YOUR TASK: Copy, from the entries below, each line where the word "Christmas" can be found.

PROVIDED RECORDS:
--------------------------------------------------

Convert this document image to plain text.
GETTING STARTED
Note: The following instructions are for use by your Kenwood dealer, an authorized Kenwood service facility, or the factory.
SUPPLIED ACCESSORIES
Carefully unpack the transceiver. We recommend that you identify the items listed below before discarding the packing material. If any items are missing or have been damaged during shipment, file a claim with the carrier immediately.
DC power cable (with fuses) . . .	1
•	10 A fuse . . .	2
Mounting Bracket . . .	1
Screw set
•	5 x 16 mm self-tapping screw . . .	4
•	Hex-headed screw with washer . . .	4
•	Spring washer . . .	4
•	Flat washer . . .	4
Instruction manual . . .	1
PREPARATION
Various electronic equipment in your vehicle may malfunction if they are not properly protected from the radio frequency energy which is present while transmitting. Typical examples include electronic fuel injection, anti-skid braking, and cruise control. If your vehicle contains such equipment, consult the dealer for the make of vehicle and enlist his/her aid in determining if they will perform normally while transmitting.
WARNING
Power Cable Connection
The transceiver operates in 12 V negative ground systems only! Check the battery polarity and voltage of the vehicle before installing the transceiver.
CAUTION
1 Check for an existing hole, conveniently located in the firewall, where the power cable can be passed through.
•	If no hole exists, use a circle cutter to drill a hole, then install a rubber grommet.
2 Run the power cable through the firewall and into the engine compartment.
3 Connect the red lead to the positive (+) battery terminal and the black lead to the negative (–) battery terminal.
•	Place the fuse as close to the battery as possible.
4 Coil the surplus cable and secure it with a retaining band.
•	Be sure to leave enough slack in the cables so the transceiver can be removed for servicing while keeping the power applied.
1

--------------------------------------------------

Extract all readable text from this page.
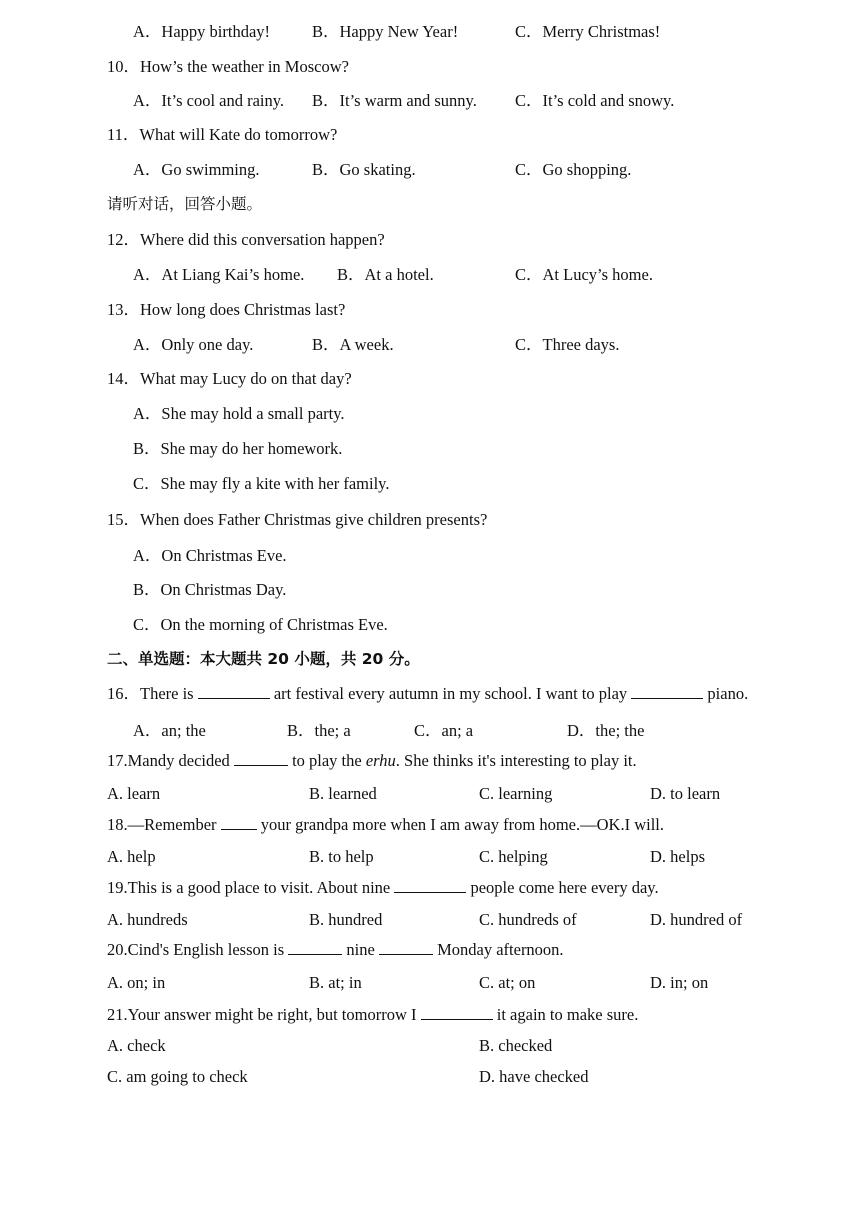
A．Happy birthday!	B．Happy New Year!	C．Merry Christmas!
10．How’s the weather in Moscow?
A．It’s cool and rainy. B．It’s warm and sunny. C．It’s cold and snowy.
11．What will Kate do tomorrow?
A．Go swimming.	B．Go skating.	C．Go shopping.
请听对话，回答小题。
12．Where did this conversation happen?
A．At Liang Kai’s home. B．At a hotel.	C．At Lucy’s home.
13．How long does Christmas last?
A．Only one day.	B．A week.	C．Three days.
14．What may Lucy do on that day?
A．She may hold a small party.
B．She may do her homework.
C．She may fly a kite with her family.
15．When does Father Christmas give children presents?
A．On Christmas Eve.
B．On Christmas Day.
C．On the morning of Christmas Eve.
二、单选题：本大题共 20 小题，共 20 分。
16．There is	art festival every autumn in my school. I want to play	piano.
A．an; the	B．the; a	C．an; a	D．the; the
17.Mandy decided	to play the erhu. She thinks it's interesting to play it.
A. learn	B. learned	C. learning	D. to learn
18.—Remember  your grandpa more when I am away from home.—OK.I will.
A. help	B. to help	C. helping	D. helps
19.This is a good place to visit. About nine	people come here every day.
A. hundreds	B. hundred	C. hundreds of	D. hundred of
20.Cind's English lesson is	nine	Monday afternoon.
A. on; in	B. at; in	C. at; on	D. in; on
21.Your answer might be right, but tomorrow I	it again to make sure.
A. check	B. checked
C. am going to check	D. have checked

--------------------------------------------------

EXERCISE ANSWER:
A．Happy birthday!	B．Happy New Year!	C．Merry Christmas!
13．How long does Christmas last?
15．When does Father Christmas give children presents?
A．On Christmas Eve.
B．On Christmas Day.
C．On the morning of Christmas Eve.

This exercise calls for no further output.